[Records contained in a dataset]
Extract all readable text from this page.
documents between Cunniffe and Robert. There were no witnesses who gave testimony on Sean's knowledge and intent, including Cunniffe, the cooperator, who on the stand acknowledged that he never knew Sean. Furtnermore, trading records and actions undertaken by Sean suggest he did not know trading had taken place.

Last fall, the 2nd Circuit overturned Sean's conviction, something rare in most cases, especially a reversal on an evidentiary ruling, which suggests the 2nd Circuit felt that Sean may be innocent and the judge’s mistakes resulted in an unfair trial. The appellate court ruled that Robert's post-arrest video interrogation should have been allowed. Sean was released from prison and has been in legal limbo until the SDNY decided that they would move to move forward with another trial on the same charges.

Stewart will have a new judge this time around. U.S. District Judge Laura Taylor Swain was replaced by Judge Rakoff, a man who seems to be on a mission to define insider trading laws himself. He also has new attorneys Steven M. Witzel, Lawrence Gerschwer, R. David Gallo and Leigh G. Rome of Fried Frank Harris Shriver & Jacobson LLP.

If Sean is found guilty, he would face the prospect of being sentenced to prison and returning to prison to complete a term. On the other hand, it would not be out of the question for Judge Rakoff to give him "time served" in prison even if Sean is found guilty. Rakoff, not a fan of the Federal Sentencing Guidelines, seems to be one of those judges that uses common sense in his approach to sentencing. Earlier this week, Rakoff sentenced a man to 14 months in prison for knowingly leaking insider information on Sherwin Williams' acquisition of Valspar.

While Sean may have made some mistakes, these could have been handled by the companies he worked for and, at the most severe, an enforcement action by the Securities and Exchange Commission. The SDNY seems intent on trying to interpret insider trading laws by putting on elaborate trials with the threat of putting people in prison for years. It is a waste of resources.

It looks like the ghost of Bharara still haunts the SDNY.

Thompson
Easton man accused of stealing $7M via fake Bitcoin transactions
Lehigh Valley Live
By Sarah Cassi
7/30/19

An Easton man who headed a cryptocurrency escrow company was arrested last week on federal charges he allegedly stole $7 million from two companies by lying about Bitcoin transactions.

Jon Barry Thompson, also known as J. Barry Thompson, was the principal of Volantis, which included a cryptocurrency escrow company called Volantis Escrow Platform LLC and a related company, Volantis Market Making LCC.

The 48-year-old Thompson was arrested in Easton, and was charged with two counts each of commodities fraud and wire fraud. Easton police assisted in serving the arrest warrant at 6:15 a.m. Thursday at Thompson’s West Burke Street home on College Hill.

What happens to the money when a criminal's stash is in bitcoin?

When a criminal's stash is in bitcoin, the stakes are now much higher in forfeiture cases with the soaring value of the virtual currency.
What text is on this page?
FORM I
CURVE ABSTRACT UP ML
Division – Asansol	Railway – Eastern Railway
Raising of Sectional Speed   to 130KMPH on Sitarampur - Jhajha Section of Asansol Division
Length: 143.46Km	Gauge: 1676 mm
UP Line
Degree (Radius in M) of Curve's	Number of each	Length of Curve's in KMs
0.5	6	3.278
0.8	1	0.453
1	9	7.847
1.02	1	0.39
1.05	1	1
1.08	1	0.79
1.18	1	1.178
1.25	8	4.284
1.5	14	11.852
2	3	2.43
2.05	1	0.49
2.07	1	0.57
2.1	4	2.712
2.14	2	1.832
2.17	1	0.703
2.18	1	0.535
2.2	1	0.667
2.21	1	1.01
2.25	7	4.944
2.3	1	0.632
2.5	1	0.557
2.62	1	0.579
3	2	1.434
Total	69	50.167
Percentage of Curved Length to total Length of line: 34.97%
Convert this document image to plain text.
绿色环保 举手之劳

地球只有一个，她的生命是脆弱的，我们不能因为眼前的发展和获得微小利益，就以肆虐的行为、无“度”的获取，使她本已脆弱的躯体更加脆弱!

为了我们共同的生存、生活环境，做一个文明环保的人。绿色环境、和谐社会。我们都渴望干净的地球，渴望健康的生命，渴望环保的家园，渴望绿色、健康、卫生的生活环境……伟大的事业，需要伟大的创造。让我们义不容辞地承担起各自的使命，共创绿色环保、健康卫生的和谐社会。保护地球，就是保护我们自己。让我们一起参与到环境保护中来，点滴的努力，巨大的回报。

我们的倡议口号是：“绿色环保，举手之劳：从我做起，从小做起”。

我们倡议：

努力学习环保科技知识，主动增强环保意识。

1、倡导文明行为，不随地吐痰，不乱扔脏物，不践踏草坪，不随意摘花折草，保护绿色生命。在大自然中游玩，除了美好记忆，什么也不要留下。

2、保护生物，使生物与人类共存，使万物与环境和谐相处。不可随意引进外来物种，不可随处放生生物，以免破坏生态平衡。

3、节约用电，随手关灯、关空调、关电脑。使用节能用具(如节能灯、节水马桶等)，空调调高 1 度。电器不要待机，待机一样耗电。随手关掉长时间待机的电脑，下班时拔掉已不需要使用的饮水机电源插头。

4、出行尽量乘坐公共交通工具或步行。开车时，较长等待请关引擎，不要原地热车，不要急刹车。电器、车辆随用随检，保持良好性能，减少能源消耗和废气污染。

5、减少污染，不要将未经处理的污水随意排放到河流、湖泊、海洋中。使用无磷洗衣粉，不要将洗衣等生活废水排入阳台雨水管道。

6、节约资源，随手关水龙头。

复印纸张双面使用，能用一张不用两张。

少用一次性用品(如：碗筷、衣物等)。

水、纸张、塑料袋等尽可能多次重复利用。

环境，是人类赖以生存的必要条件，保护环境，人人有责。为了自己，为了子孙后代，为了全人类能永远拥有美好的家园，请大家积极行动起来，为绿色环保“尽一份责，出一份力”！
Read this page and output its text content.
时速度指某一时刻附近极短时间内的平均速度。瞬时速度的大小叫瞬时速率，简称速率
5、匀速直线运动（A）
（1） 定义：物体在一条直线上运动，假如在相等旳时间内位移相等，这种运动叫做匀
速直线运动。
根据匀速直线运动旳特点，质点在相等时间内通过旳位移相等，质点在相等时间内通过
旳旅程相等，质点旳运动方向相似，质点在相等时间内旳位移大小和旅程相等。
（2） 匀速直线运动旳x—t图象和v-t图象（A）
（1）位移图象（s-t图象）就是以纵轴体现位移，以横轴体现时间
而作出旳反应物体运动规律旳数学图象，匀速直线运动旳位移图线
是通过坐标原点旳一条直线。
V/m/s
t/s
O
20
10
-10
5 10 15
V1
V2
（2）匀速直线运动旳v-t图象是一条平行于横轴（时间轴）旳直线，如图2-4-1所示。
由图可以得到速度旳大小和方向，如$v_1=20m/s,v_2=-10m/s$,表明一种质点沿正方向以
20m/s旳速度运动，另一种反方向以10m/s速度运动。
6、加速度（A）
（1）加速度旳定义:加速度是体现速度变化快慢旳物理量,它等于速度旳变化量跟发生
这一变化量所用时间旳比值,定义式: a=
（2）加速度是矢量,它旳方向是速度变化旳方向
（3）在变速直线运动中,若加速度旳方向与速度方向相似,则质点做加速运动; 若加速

Directions:
Using the listing above, please repeat every entry exactly.

Response to the task:
Extract all readable text from this page.
documents between Cunniffe and Robert. There were no witnesses who gave testimony on Sean's knowledge and intent, including Cunniffe, the cooperator, who on the stand acknowledged that he never knew Sean. Furtnermore, trading records and actions undertaken by Sean suggest he did not know trading had taken place.

Last fall, the 2nd Circuit overturned Sean's conviction, something rare in most cases, especially a reversal on an evidentiary ruling, which suggests the 2nd Circuit felt that Sean may be innocent and the judge’s mistakes resulted in an unfair trial. The appellate court ruled that Robert's post-arrest video interrogation should have been allowed. Sean was released from prison and has been in legal limbo until the SDNY decided that they would move to move forward with another trial on the same charges.

Stewart will have a new judge this time around. U.S. District Judge Laura Taylor Swain was replaced by Judge Rakoff, a man who seems to be on a mission to define insider trading laws himself. He also has new attorneys Steven M. Witzel, Lawrence Gerschwer, R. David Gallo and Leigh G. Rome of Fried Frank Harris Shriver & Jacobson LLP.

If Sean is found guilty, he would face the prospect of being sentenced to prison and returning to prison to complete a term. On the other hand, it would not be out of the question for Judge Rakoff to give him "time served" in prison even if Sean is found guilty. Rakoff, not a fan of the Federal Sentencing Guidelines, seems to be one of those judges that uses common sense in his approach to sentencing. Earlier this week, Rakoff sentenced a man to 14 months in prison for knowingly leaking insider information on Sherwin Williams' acquisition of Valspar.

While Sean may have made some mistakes, these could have been handled by the companies he worked for and, at the most severe, an enforcement action by the Securities and Exchange Commission. The SDNY seems intent on trying to interpret insider trading laws by putting on elaborate trials with the threat of putting people in prison for years. It is a waste of resources.

It looks like the ghost of Bharara still haunts the SDNY.

Thompson
Easton man accused of stealing $7M via fake Bitcoin transactions
Lehigh Valley Live
By Sarah Cassi
7/30/19

An Easton man who headed a cryptocurrency escrow company was arrested last week on federal charges he allegedly stole $7 million from two companies by lying about Bitcoin transactions.

Jon Barry Thompson, also known as J. Barry Thompson, was the principal of Volantis, which included a cryptocurrency escrow company called Volantis Escrow Platform LLC and a related company, Volantis Market Making LCC.

The 48-year-old Thompson was arrested in Easton, and was charged with two counts each of commodities fraud and wire fraud. Easton police assisted in serving the arrest warrant at 6:15 a.m. Thursday at Thompson’s West Burke Street home on College Hill.

What happens to the money when a criminal's stash is in bitcoin?

When a criminal's stash is in bitcoin, the stakes are now much higher in forfeiture cases with the soaring value of the virtual currency.
What text is on this page?
FORM I
CURVE ABSTRACT UP ML
Division – Asansol	Railway – Eastern Railway
Raising of Sectional Speed   to 130KMPH on Sitarampur - Jhajha Section of Asansol Division
Length: 143.46Km	Gauge: 1676 mm
UP Line
Degree (Radius in M) of Curve's	Number of each	Length of Curve's in KMs
0.5	6	3.278
0.8	1	0.453
1	9	7.847
1.02	1	0.39
1.05	1	1
1.08	1	0.79
1.18	1	1.178
1.25	8	4.284
1.5	14	11.852
2	3	2.43
2.05	1	0.49
2.07	1	0.57
2.1	4	2.712
2.14	2	1.832
2.17	1	0.703
2.18	1	0.535
2.2	1	0.667
2.21	1	1.01
2.25	7	4.944
2.3	1	0.632
2.5	1	0.557
2.62	1	0.579
3	2	1.434
Total	69	50.167
Percentage of Curved Length to total Length of line: 34.97%
Convert this document image to plain text.
绿色环保 举手之劳

地球只有一个，她的生命是脆弱的，我们不能因为眼前的发展和获得微小利益，就以肆虐的行为、无“度”的获取，使她本已脆弱的躯体更加脆弱!

为了我们共同的生存、生活环境，做一个文明环保的人。绿色环境、和谐社会。我们都渴望干净的地球，渴望健康的生命，渴望环保的家园，渴望绿色、健康、卫生的生活环境……伟大的事业，需要伟大的创造。让我们义不容辞地承担起各自的使命，共创绿色环保、健康卫生的和谐社会。保护地球，就是保护我们自己。让我们一起参与到环境保护中来，点滴的努力，巨大的回报。

我们的倡议口号是：“绿色环保，举手之劳：从我做起，从小做起”。

我们倡议：

努力学习环保科技知识，主动增强环保意识。

1、倡导文明行为，不随地吐痰，不乱扔脏物，不践踏草坪，不随意摘花折草，保护绿色生命。在大自然中游玩，除了美好记忆，什么也不要留下。

2、保护生物，使生物与人类共存，使万物与环境和谐相处。不可随意引进外来物种，不可随处放生生物，以免破坏生态平衡。

3、节约用电，随手关灯、关空调、关电脑。使用节能用具(如节能灯、节水马桶等)，空调调高 1 度。电器不要待机，待机一样耗电。随手关掉长时间待机的电脑，下班时拔掉已不需要使用的饮水机电源插头。

4、出行尽量乘坐公共交通工具或步行。开车时，较长等待请关引擎，不要原地热车，不要急刹车。电器、车辆随用随检，保持良好性能，减少能源消耗和废气污染。

5、减少污染，不要将未经处理的污水随意排放到河流、湖泊、海洋中。使用无磷洗衣粉，不要将洗衣等生活废水排入阳台雨水管道。

6、节约资源，随手关水龙头。

复印纸张双面使用，能用一张不用两张。

少用一次性用品(如：碗筷、衣物等)。

水、纸张、塑料袋等尽可能多次重复利用。

环境，是人类赖以生存的必要条件，保护环境，人人有责。为了自己，为了子孙后代，为了全人类能永远拥有美好的家园，请大家积极行动起来，为绿色环保“尽一份责，出一份力”！
Read this page and output its text content.
时速度指某一时刻附近极短时间内的平均速度。瞬时速度的大小叫瞬时速率，简称速率
5、匀速直线运动（A）
（1） 定义：物体在一条直线上运动，假如在相等旳时间内位移相等，这种运动叫做匀
速直线运动。
根据匀速直线运动旳特点，质点在相等时间内通过旳位移相等，质点在相等时间内通过
旳旅程相等，质点旳运动方向相似，质点在相等时间内旳位移大小和旅程相等。
（2） 匀速直线运动旳x—t图象和v-t图象（A）
（1）位移图象（s-t图象）就是以纵轴体现位移，以横轴体现时间
而作出旳反应物体运动规律旳数学图象，匀速直线运动旳位移图线
是通过坐标原点旳一条直线。
V/m/s
t/s
O
20
10
-10
5 10 15
V1
V2
（2）匀速直线运动旳v-t图象是一条平行于横轴（时间轴）旳直线，如图2-4-1所示。
由图可以得到速度旳大小和方向，如$v_1=20m/s,v_2=-10m/s$,表明一种质点沿正方向以
20m/s旳速度运动，另一种反方向以10m/s速度运动。
6、加速度（A）
（1）加速度旳定义:加速度是体现速度变化快慢旳物理量,它等于速度旳变化量跟发生
这一变化量所用时间旳比值,定义式: a=
（2）加速度是矢量,它旳方向是速度变化旳方向
（3）在变速直线运动中,若加速度旳方向与速度方向相似,则质点做加速运动; 若加速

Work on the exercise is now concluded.